Saved entries
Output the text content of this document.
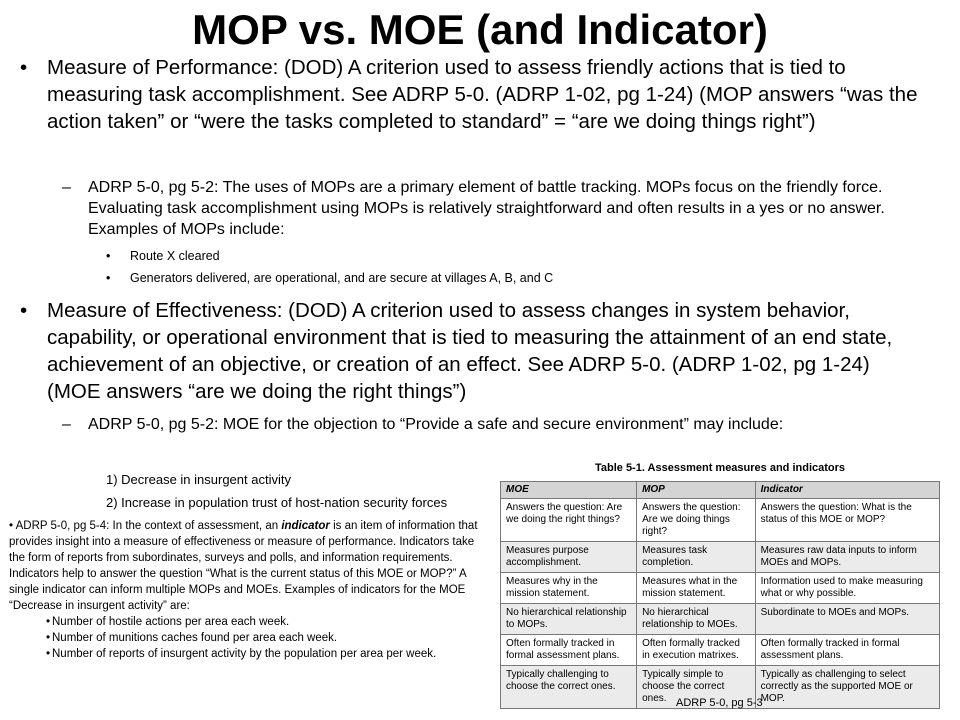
MOP vs. MOE (and Indicator)
• Measure of Performance: (DOD) A criterion used to assess friendly actions that is tied to measuring task accomplishment. See ADRP 5-0. (ADRP 1-02, pg 1-24) (MOP answers “was the action taken” or “were the tasks completed to standard” = “are we doing things right”)
– ADRP 5-0, pg 5-2: The uses of MOPs are a primary element of battle tracking. MOPs focus on the friendly force. Evaluating task accomplishment using MOPs is relatively straightforward and often results in a yes or no answer. Examples of MOPs include:
• Route X cleared
• Generators delivered, are operational, and are secure at villages A, B, and C
• Measure of Effectiveness: (DOD) A criterion used to assess changes in system behavior, capability, or operational environment that is tied to measuring the attainment of an end state, achievement of an objective, or creation of an effect. See ADRP 5-0. (ADRP 1-02, pg 1-24) (MOE answers “are we doing the right things”)
– ADRP 5-0, pg 5-2: MOE for the objection to “Provide a safe and secure environment” may include:
1) Decrease in insurgent activity
2) Increase in population trust of host-nation security forces
• ADRP 5-0, pg 5-4: In the context of assessment, an indicator is an item of information that provides insight into a measure of effectiveness or measure of performance. Indicators take the form of reports from subordinates, surveys and polls, and information requirements. Indicators help to answer the question “What is the current status of this MOE or MOP?” A single indicator can inform multiple MOPs and MOEs. Examples of indicators for the MOE “Decrease in insurgent activity” are:
• Number of hostile actions per area each week.
• Number of munitions caches found per area each week.
• Number of reports of insurgent activity by the population per area per week.
Table 5-1. Assessment measures and indicators
MOE	MOP	Indicator
Answers the question: Are we doing the right things?	Answers the question: Are we doing things right?	Answers the question: What is the status of this MOE or MOP?
Measures purpose accomplishment.	Measures task completion.	Measures raw data inputs to inform MOEs and MOPs.
Measures why in the mission statement.	Measures what in the mission statement.	Information used to make measuring what or why possible.
No hierarchical relationship to MOPs.	No hierarchical relationship to MOEs.	Subordinate to MOEs and MOPs.
Often formally tracked in formal assessment plans.	Often formally tracked in execution matrixes.	Often formally tracked in formal assessment plans.
Typically challenging to choose the correct ones.	Typically simple to choose the correct ones.	Typically as challenging to select correctly as the supported MOE or MOP.
ADRP 5-0, pg 5-3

What the exercise asks:
Will you set down the records word for word while leaving out every picture?

Full response:
Output the text content of this document.
MOP vs. MOE (and Indicator)
• Measure of Performance: (DOD) A criterion used to assess friendly actions that is tied to measuring task accomplishment. See ADRP 5-0. (ADRP 1-02, pg 1-24) (MOP answers “was the action taken” or “were the tasks completed to standard” = “are we doing things right”)
– ADRP 5-0, pg 5-2: The uses of MOPs are a primary element of battle tracking. MOPs focus on the friendly force. Evaluating task accomplishment using MOPs is relatively straightforward and often results in a yes or no answer. Examples of MOPs include:
• Route X cleared
• Generators delivered, are operational, and are secure at villages A, B, and C
• Measure of Effectiveness: (DOD) A criterion used to assess changes in system behavior, capability, or operational environment that is tied to measuring the attainment of an end state, achievement of an objective, or creation of an effect. See ADRP 5-0. (ADRP 1-02, pg 1-24) (MOE answers “are we doing the right things”)
– ADRP 5-0, pg 5-2: MOE for the objection to “Provide a safe and secure environment” may include:
1) Decrease in insurgent activity
2) Increase in population trust of host-nation security forces
• ADRP 5-0, pg 5-4: In the context of assessment, an indicator is an item of information that provides insight into a measure of effectiveness or measure of performance. Indicators take the form of reports from subordinates, surveys and polls, and information requirements. Indicators help to answer the question “What is the current status of this MOE or MOP?” A single indicator can inform multiple MOPs and MOEs. Examples of indicators for the MOE “Decrease in insurgent activity” are:
• Number of hostile actions per area each week.
• Number of munitions caches found per area each week.
• Number of reports of insurgent activity by the population per area per week.
Table 5-1. Assessment measures and indicators
MOE	MOP	Indicator
Answers the question: Are we doing the right things?	Answers the question: Are we doing things right?	Answers the question: What is the status of this MOE or MOP?
Measures purpose accomplishment.	Measures task completion.	Measures raw data inputs to inform MOEs and MOPs.
Measures why in the mission statement.	Measures what in the mission statement.	Information used to make measuring what or why possible.
No hierarchical relationship to MOPs.	No hierarchical relationship to MOEs.	Subordinate to MOEs and MOPs.
Often formally tracked in formal assessment plans.	Often formally tracked in execution matrixes.	Often formally tracked in formal assessment plans.
Typically challenging to choose the correct ones.	Typically simple to choose the correct ones.	Typically as challenging to select correctly as the supported MOE or MOP.
ADRP 5-0, pg 5-3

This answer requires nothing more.